• _Supplied data_:
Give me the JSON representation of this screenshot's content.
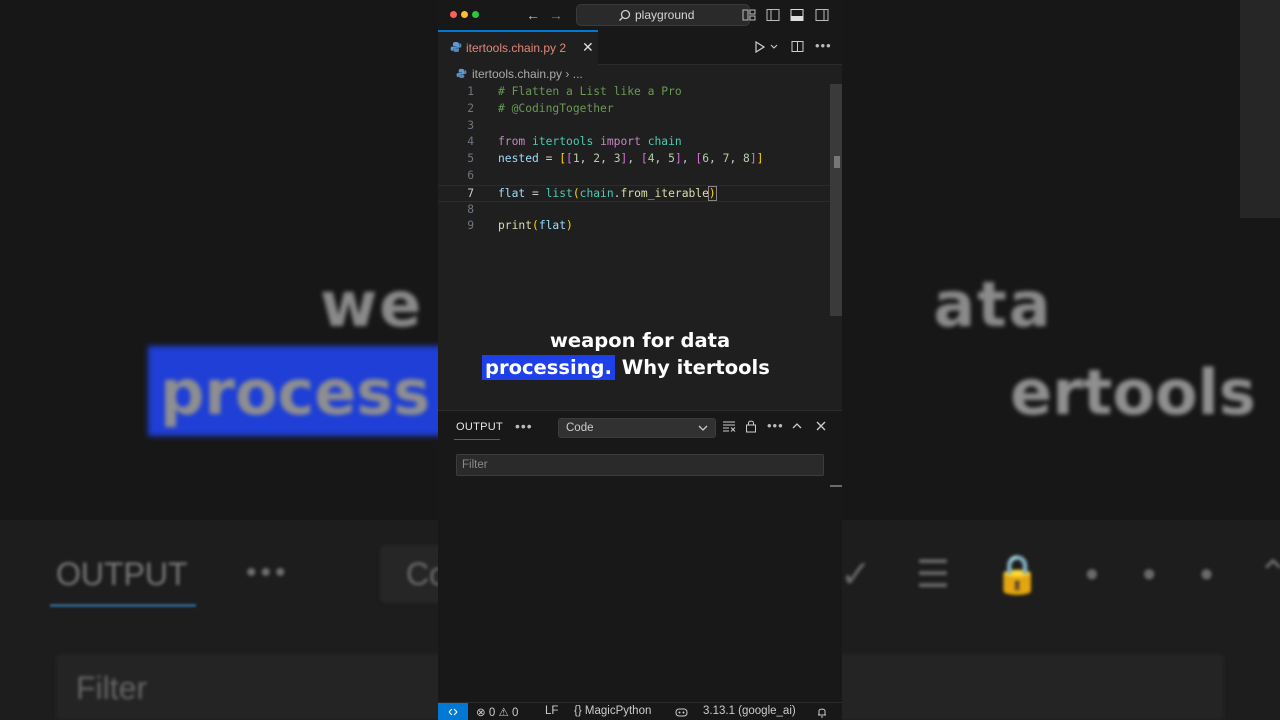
{
  "window": {
    "search_label": "playground"
  },
  "tab": {
    "label": "itertools.chain.py",
    "problems": "2"
  },
  "breadcrumb": {
    "file": "itertools.chain.py",
    "more": "..."
  },
  "editor": {
    "lines": [
      {
        "n": "1",
        "tokens": [
          {
            "t": "# Flatten a List like a Pro",
            "c": "c-com"
          }
        ]
      },
      {
        "n": "2",
        "tokens": [
          {
            "t": "# @CodingTogether",
            "c": "c-com"
          }
        ]
      },
      {
        "n": "3",
        "tokens": []
      },
      {
        "n": "4",
        "tokens": [
          {
            "t": "from",
            "c": "c-kw"
          },
          {
            "t": " "
          },
          {
            "t": "itertools",
            "c": "c-mod"
          },
          {
            "t": " "
          },
          {
            "t": "import",
            "c": "c-kw"
          },
          {
            "t": " "
          },
          {
            "t": "chain",
            "c": "c-mod"
          }
        ]
      },
      {
        "n": "5",
        "tokens": [
          {
            "t": "nested",
            "c": "c-var"
          },
          {
            "t": " = "
          },
          {
            "t": "[",
            "c": "c-br1"
          },
          {
            "t": "[",
            "c": "c-br2"
          },
          {
            "t": "1",
            "c": "c-num"
          },
          {
            "t": ", "
          },
          {
            "t": "2",
            "c": "c-num"
          },
          {
            "t": ", "
          },
          {
            "t": "3",
            "c": "c-num"
          },
          {
            "t": "]",
            "c": "c-br2"
          },
          {
            "t": ", "
          },
          {
            "t": "[",
            "c": "c-br2"
          },
          {
            "t": "4",
            "c": "c-num"
          },
          {
            "t": ", "
          },
          {
            "t": "5",
            "c": "c-num"
          },
          {
            "t": "]",
            "c": "c-br2"
          },
          {
            "t": ", "
          },
          {
            "t": "[",
            "c": "c-br2"
          },
          {
            "t": "6",
            "c": "c-num"
          },
          {
            "t": ", "
          },
          {
            "t": "7",
            "c": "c-num"
          },
          {
            "t": ", "
          },
          {
            "t": "8",
            "c": "c-num"
          },
          {
            "t": "]",
            "c": "c-br2"
          },
          {
            "t": "]",
            "c": "c-br1"
          }
        ]
      },
      {
        "n": "6",
        "tokens": []
      },
      {
        "n": "7",
        "current": true,
        "tokens": [
          {
            "t": "flat",
            "c": "c-var"
          },
          {
            "t": " = "
          },
          {
            "t": "list",
            "c": "c-mod"
          },
          {
            "t": "(",
            "c": "c-br1"
          },
          {
            "t": "chain",
            "c": "c-mod"
          },
          {
            "t": "."
          },
          {
            "t": "from_iterable",
            "c": "c-fn"
          },
          {
            "t": ")",
            "c": "c-br1 c-cur"
          }
        ]
      },
      {
        "n": "8",
        "tokens": []
      },
      {
        "n": "9",
        "tokens": [
          {
            "t": "print",
            "c": "c-fn"
          },
          {
            "t": "(",
            "c": "c-br1"
          },
          {
            "t": "flat",
            "c": "c-var"
          },
          {
            "t": ")",
            "c": "c-br1"
          }
        ]
      }
    ]
  },
  "caption": {
    "line1": "weapon for data",
    "line2_highlight": "processing.",
    "line2_rest": " Why itertools"
  },
  "background_caption": {
    "line1_left": "we",
    "line1_right": "ata",
    "line2_left": "process",
    "line2_right": "ertools",
    "output": "OUTPUT",
    "select": "Co",
    "filter": "Filter"
  },
  "panel": {
    "title": "OUTPUT",
    "select_value": "Code",
    "filter_placeholder": "Filter"
  },
  "statusbar": {
    "errors": "0",
    "warnings": "0",
    "eol": "LF",
    "language": "MagicPython",
    "interpreter": "3.13.1 (google_ai)"
  },
  "colors": {
    "accent": "#0078d4",
    "caption_highlight": "#1e40e8",
    "tab_label": "#e2877a"
  }
}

• _The task_: Restate the whole listing above exactly, please, omitting every image.

• _Exercise answer_:
Give me the JSON representation of this screenshot's content.
{
  "window": {
    "search_label": "playground"
  },
  "tab": {
    "label": "itertools.chain.py",
    "problems": "2"
  },
  "breadcrumb": {
    "file": "itertools.chain.py",
    "more": "..."
  },
  "editor": {
    "lines": [
      {
        "n": "1",
        "tokens": [
          {
            "t": "# Flatten a List like a Pro",
            "c": "c-com"
          }
        ]
      },
      {
        "n": "2",
        "tokens": [
          {
            "t": "# @CodingTogether",
            "c": "c-com"
          }
        ]
      },
      {
        "n": "3",
        "tokens": []
      },
      {
        "n": "4",
        "tokens": [
          {
            "t": "from",
            "c": "c-kw"
          },
          {
            "t": " "
          },
          {
            "t": "itertools",
            "c": "c-mod"
          },
          {
            "t": " "
          },
          {
            "t": "import",
            "c": "c-kw"
          },
          {
            "t": " "
          },
          {
            "t": "chain",
            "c": "c-mod"
          }
        ]
      },
      {
        "n": "5",
        "tokens": [
          {
            "t": "nested",
            "c": "c-var"
          },
          {
            "t": " = "
          },
          {
            "t": "[",
            "c": "c-br1"
          },
          {
            "t": "[",
            "c": "c-br2"
          },
          {
            "t": "1",
            "c": "c-num"
          },
          {
            "t": ", "
          },
          {
            "t": "2",
            "c": "c-num"
          },
          {
            "t": ", "
          },
          {
            "t": "3",
            "c": "c-num"
          },
          {
            "t": "]",
            "c": "c-br2"
          },
          {
            "t": ", "
          },
          {
            "t": "[",
            "c": "c-br2"
          },
          {
            "t": "4",
            "c": "c-num"
          },
          {
            "t": ", "
          },
          {
            "t": "5",
            "c": "c-num"
          },
          {
            "t": "]",
            "c": "c-br2"
          },
          {
            "t": ", "
          },
          {
            "t": "[",
            "c": "c-br2"
          },
          {
            "t": "6",
            "c": "c-num"
          },
          {
            "t": ", "
          },
          {
            "t": "7",
            "c": "c-num"
          },
          {
            "t": ", "
          },
          {
            "t": "8",
            "c": "c-num"
          },
          {
            "t": "]",
            "c": "c-br2"
          },
          {
            "t": "]",
            "c": "c-br1"
          }
        ]
      },
      {
        "n": "6",
        "tokens": []
      },
      {
        "n": "7",
        "current": true,
        "tokens": [
          {
            "t": "flat",
            "c": "c-var"
          },
          {
            "t": " = "
          },
          {
            "t": "list",
            "c": "c-mod"
          },
          {
            "t": "(",
            "c": "c-br1"
          },
          {
            "t": "chain",
            "c": "c-mod"
          },
          {
            "t": "."
          },
          {
            "t": "from_iterable",
            "c": "c-fn"
          },
          {
            "t": ")",
            "c": "c-br1 c-cur"
          }
        ]
      },
      {
        "n": "8",
        "tokens": []
      },
      {
        "n": "9",
        "tokens": [
          {
            "t": "print",
            "c": "c-fn"
          },
          {
            "t": "(",
            "c": "c-br1"
          },
          {
            "t": "flat",
            "c": "c-var"
          },
          {
            "t": ")",
            "c": "c-br1"
          }
        ]
      }
    ]
  },
  "caption": {
    "line1": "weapon for data",
    "line2_highlight": "processing.",
    "line2_rest": " Why itertools"
  },
  "background_caption": {
    "line1_left": "we",
    "line1_right": "ata",
    "line2_left": "process",
    "line2_right": "ertools",
    "output": "OUTPUT",
    "select": "Co",
    "filter": "Filter"
  },
  "panel": {
    "title": "OUTPUT",
    "select_value": "Code",
    "filter_placeholder": "Filter"
  },
  "statusbar": {
    "errors": "0",
    "warnings": "0",
    "eol": "LF",
    "language": "MagicPython",
    "interpreter": "3.13.1 (google_ai)"
  },
  "colors": {
    "accent": "#0078d4",
    "caption_highlight": "#1e40e8",
    "tab_label": "#e2877a"
  }
}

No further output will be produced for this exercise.